--- Start of The input ---
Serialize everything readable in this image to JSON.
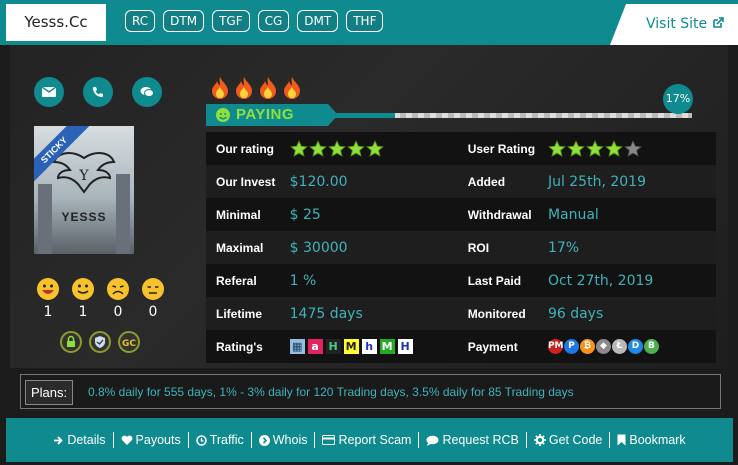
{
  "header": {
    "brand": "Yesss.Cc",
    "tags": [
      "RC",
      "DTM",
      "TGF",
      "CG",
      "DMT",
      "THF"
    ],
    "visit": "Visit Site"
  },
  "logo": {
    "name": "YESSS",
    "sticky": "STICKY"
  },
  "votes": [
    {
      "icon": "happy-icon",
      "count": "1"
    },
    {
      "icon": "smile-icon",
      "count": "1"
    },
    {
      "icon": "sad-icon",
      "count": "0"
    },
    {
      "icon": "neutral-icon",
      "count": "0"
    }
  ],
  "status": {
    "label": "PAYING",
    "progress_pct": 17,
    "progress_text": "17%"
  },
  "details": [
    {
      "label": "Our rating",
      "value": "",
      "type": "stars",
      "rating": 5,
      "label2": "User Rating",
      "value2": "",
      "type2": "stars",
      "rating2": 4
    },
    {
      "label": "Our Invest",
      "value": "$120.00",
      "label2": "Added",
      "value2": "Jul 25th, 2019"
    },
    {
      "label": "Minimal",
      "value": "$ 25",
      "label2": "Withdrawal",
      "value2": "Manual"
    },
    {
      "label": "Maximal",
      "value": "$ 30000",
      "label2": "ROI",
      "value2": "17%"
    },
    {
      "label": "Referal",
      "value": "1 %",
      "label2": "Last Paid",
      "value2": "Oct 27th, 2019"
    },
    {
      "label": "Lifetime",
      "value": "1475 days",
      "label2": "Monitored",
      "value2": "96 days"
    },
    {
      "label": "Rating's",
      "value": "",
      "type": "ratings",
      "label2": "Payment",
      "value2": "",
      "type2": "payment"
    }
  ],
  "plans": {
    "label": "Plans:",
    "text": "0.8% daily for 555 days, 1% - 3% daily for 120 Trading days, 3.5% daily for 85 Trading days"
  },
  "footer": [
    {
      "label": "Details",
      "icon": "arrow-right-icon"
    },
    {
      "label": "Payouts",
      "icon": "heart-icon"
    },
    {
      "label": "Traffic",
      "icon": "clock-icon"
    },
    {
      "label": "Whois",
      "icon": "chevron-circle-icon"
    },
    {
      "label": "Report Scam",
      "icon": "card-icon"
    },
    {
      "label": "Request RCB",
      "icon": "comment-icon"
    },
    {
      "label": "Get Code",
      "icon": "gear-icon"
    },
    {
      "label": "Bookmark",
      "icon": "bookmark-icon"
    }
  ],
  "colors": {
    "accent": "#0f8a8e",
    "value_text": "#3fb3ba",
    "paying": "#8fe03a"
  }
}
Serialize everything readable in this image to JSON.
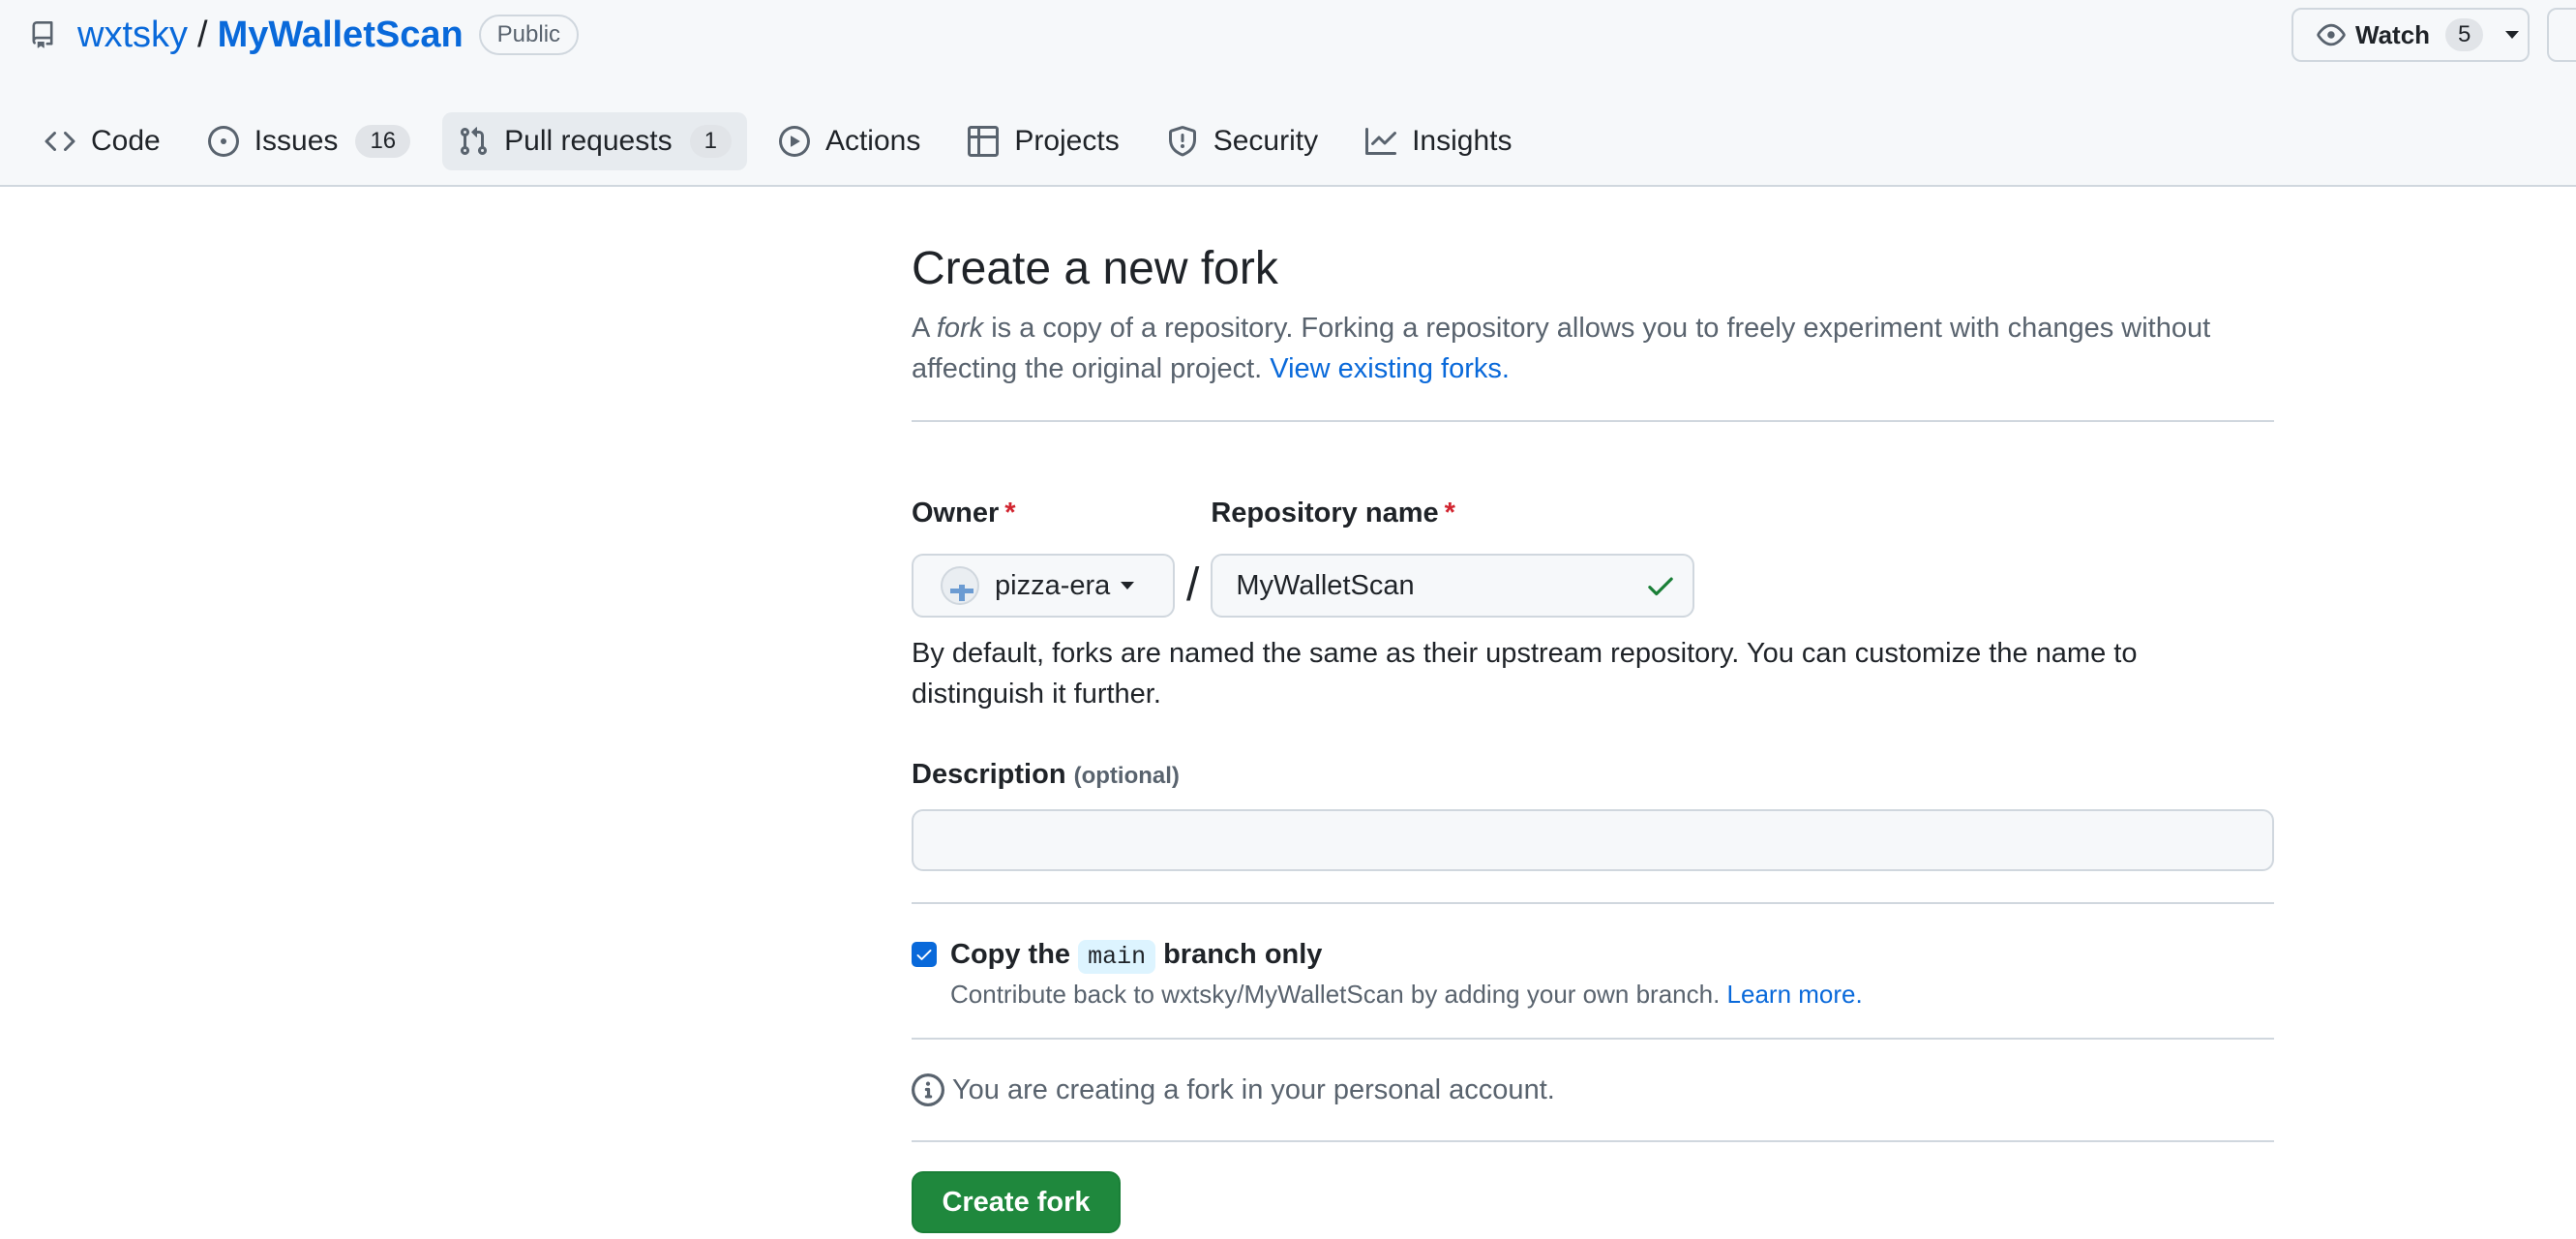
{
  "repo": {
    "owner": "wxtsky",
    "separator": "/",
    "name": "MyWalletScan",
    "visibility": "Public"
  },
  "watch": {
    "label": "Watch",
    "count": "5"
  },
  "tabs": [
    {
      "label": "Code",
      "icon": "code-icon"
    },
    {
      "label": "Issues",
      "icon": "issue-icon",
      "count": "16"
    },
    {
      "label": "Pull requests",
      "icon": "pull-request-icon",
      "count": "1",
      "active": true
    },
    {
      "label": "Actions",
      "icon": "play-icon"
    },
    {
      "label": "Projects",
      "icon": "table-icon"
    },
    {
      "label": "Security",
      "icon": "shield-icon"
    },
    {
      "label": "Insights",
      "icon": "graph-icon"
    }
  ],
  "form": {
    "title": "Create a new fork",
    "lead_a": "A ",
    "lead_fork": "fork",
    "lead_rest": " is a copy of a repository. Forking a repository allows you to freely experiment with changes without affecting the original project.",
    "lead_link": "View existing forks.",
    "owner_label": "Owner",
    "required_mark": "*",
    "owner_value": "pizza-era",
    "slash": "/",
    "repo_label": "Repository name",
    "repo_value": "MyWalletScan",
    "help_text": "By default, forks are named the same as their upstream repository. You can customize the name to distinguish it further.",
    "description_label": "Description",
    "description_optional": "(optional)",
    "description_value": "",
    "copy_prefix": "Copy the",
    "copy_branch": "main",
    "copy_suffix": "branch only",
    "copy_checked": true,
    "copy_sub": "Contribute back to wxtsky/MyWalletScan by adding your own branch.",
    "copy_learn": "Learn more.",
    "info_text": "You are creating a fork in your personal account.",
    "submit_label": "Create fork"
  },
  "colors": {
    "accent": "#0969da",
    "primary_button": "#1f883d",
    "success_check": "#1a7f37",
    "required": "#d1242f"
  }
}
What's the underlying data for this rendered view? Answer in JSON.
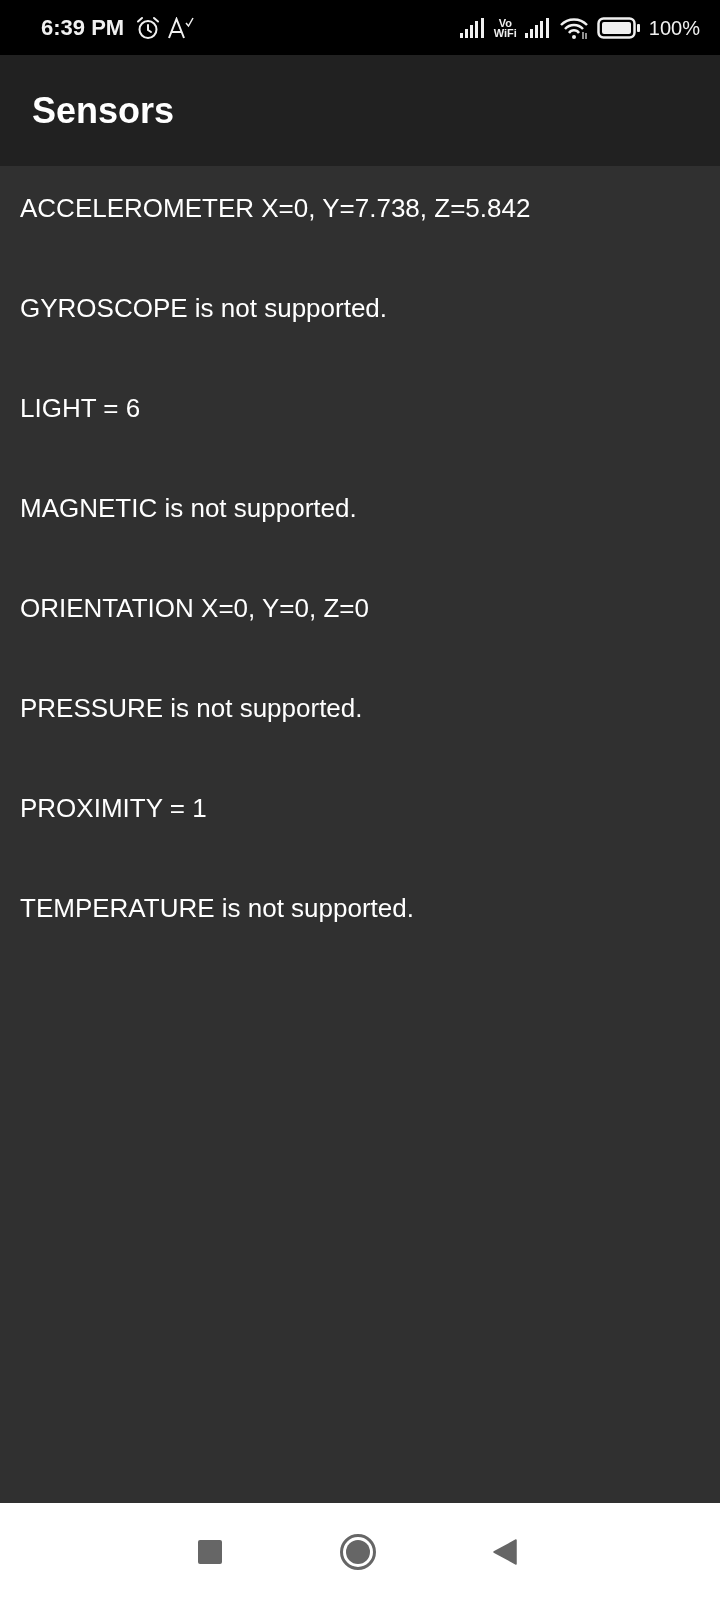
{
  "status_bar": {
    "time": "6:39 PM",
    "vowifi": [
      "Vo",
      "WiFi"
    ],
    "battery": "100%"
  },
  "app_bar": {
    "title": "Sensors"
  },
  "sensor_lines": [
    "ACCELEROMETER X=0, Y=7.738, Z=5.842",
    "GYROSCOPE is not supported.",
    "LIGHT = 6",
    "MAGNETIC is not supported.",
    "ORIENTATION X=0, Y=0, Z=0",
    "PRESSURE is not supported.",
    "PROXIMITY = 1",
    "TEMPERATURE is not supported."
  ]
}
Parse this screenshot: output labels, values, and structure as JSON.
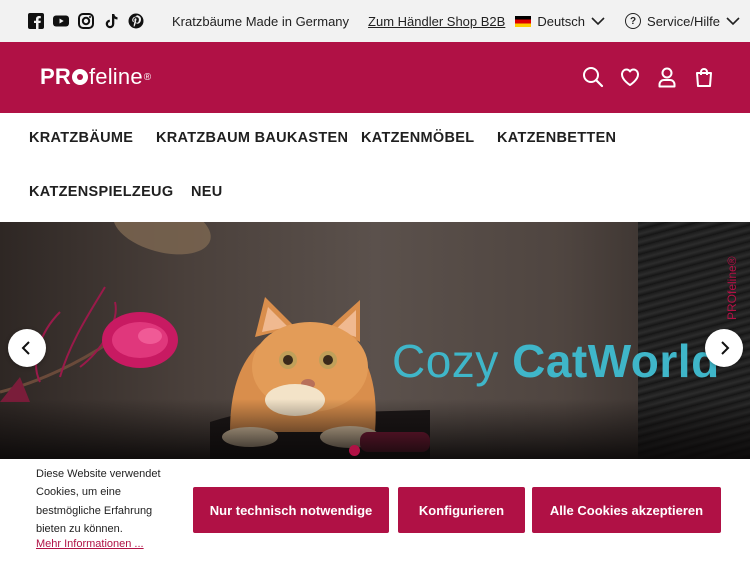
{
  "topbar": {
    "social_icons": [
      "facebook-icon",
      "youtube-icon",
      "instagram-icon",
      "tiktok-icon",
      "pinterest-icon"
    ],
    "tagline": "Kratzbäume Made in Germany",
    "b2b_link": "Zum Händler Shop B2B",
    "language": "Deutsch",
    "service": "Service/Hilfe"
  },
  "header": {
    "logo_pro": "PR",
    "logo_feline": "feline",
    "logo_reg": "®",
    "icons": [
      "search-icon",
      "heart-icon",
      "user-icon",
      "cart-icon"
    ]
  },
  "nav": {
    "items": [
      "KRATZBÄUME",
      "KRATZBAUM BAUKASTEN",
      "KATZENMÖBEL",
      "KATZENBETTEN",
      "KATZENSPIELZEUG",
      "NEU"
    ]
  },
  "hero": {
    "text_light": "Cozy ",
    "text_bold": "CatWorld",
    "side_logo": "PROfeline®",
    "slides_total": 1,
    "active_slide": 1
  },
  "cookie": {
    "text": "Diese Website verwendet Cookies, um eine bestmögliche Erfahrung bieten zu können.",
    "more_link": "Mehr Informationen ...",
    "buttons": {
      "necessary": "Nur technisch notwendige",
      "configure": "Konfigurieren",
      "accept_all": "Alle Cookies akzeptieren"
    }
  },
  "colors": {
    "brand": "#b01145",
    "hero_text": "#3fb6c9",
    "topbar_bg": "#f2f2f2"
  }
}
--- End of The input ---
# [Your task]
Keep the pictures out of the copy and return the rest of the data above exactly.

# [Written answer]
Serialize everything readable in this image to JSON.
{
  "header": {
    "brand": "Yesss.Cc",
    "tags": [
      "RC",
      "DTM",
      "TGF",
      "CG",
      "DMT",
      "THF"
    ],
    "visit": "Visit Site"
  },
  "logo": {
    "name": "YESSS",
    "sticky": "STICKY"
  },
  "votes": [
    {
      "icon": "happy-icon",
      "count": "1"
    },
    {
      "icon": "smile-icon",
      "count": "1"
    },
    {
      "icon": "sad-icon",
      "count": "0"
    },
    {
      "icon": "neutral-icon",
      "count": "0"
    }
  ],
  "status": {
    "label": "PAYING",
    "progress_pct": 17,
    "progress_text": "17%"
  },
  "details": [
    {
      "label": "Our rating",
      "value": "",
      "type": "stars",
      "rating": 5,
      "label2": "User Rating",
      "value2": "",
      "type2": "stars",
      "rating2": 4
    },
    {
      "label": "Our Invest",
      "value": "$120.00",
      "label2": "Added",
      "value2": "Jul 25th, 2019"
    },
    {
      "label": "Minimal",
      "value": "$ 25",
      "label2": "Withdrawal",
      "value2": "Manual"
    },
    {
      "label": "Maximal",
      "value": "$ 30000",
      "label2": "ROI",
      "value2": "17%"
    },
    {
      "label": "Referal",
      "value": "1 %",
      "label2": "Last Paid",
      "value2": "Oct 27th, 2019"
    },
    {
      "label": "Lifetime",
      "value": "1475 days",
      "label2": "Monitored",
      "value2": "96 days"
    },
    {
      "label": "Rating's",
      "value": "",
      "type": "ratings",
      "label2": "Payment",
      "value2": "",
      "type2": "payment"
    }
  ],
  "plans": {
    "label": "Plans:",
    "text": "0.8% daily for 555 days, 1% - 3% daily for 120 Trading days, 3.5% daily for 85 Trading days"
  },
  "footer": [
    {
      "label": "Details",
      "icon": "arrow-right-icon"
    },
    {
      "label": "Payouts",
      "icon": "heart-icon"
    },
    {
      "label": "Traffic",
      "icon": "clock-icon"
    },
    {
      "label": "Whois",
      "icon": "chevron-circle-icon"
    },
    {
      "label": "Report Scam",
      "icon": "card-icon"
    },
    {
      "label": "Request RCB",
      "icon": "comment-icon"
    },
    {
      "label": "Get Code",
      "icon": "gear-icon"
    },
    {
      "label": "Bookmark",
      "icon": "bookmark-icon"
    }
  ],
  "colors": {
    "accent": "#0f8a8e",
    "value_text": "#3fb3ba",
    "paying": "#8fe03a"
  }
}
Serialize everything readable in this image to JSON.
{
  "repo": {
    "owner": "wxtsky",
    "separator": "/",
    "name": "MyWalletScan",
    "visibility": "Public"
  },
  "watch": {
    "label": "Watch",
    "count": "5"
  },
  "tabs": [
    {
      "label": "Code",
      "icon": "code-icon"
    },
    {
      "label": "Issues",
      "icon": "issue-icon",
      "count": "16"
    },
    {
      "label": "Pull requests",
      "icon": "pull-request-icon",
      "count": "1",
      "active": true
    },
    {
      "label": "Actions",
      "icon": "play-icon"
    },
    {
      "label": "Projects",
      "icon": "table-icon"
    },
    {
      "label": "Security",
      "icon": "shield-icon"
    },
    {
      "label": "Insights",
      "icon": "graph-icon"
    }
  ],
  "form": {
    "title": "Create a new fork",
    "lead_a": "A ",
    "lead_fork": "fork",
    "lead_rest": " is a copy of a repository. Forking a repository allows you to freely experiment with changes without affecting the original project.",
    "lead_link": "View existing forks.",
    "owner_label": "Owner",
    "required_mark": "*",
    "owner_value": "pizza-era",
    "slash": "/",
    "repo_label": "Repository name",
    "repo_value": "MyWalletScan",
    "help_text": "By default, forks are named the same as their upstream repository. You can customize the name to distinguish it further.",
    "description_label": "Description",
    "description_optional": "(optional)",
    "description_value": "",
    "copy_prefix": "Copy the",
    "copy_branch": "main",
    "copy_suffix": "branch only",
    "copy_checked": true,
    "copy_sub": "Contribute back to wxtsky/MyWalletScan by adding your own branch.",
    "copy_learn": "Learn more.",
    "info_text": "You are creating a fork in your personal account.",
    "submit_label": "Create fork"
  },
  "colors": {
    "accent": "#0969da",
    "primary_button": "#1f883d",
    "success_check": "#1a7f37",
    "required": "#d1242f"
  }
}
What's the underlying data for this rendered view? Answer in JSON.
{
  "status_bar": {
    "time": "6:39 PM",
    "vowifi": [
      "Vo",
      "WiFi"
    ],
    "battery": "100%"
  },
  "app_bar": {
    "title": "Sensors"
  },
  "sensor_lines": [
    "ACCELEROMETER X=0, Y=7.738, Z=5.842",
    "GYROSCOPE is not supported.",
    "LIGHT = 6",
    "MAGNETIC is not supported.",
    "ORIENTATION X=0, Y=0, Z=0",
    "PRESSURE is not supported.",
    "PROXIMITY = 1",
    "TEMPERATURE is not supported."
  ]
}
Parse this screenshot: output labels, values, and structure as JSON.
{
  "topbar": {
    "social_icons": [
      "facebook-icon",
      "youtube-icon",
      "instagram-icon",
      "tiktok-icon",
      "pinterest-icon"
    ],
    "tagline": "Kratzbäume Made in Germany",
    "b2b_link": "Zum Händler Shop B2B",
    "language": "Deutsch",
    "service": "Service/Hilfe"
  },
  "header": {
    "logo_pro": "PR",
    "logo_feline": "feline",
    "logo_reg": "®",
    "icons": [
      "search-icon",
      "heart-icon",
      "user-icon",
      "cart-icon"
    ]
  },
  "nav": {
    "items": [
      "KRATZBÄUME",
      "KRATZBAUM BAUKASTEN",
      "KATZENMÖBEL",
      "KATZENBETTEN",
      "KATZENSPIELZEUG",
      "NEU"
    ]
  },
  "hero": {
    "text_light": "Cozy ",
    "text_bold": "CatWorld",
    "side_logo": "PROfeline®",
    "slides_total": 1,
    "active_slide": 1
  },
  "cookie": {
    "text": "Diese Website verwendet Cookies, um eine bestmögliche Erfahrung bieten zu können.",
    "more_link": "Mehr Informationen ...",
    "buttons": {
      "necessary": "Nur technisch notwendige",
      "configure": "Konfigurieren",
      "accept_all": "Alle Cookies akzeptieren"
    }
  },
  "colors": {
    "brand": "#b01145",
    "hero_text": "#3fb6c9",
    "topbar_bg": "#f2f2f2"
  }
}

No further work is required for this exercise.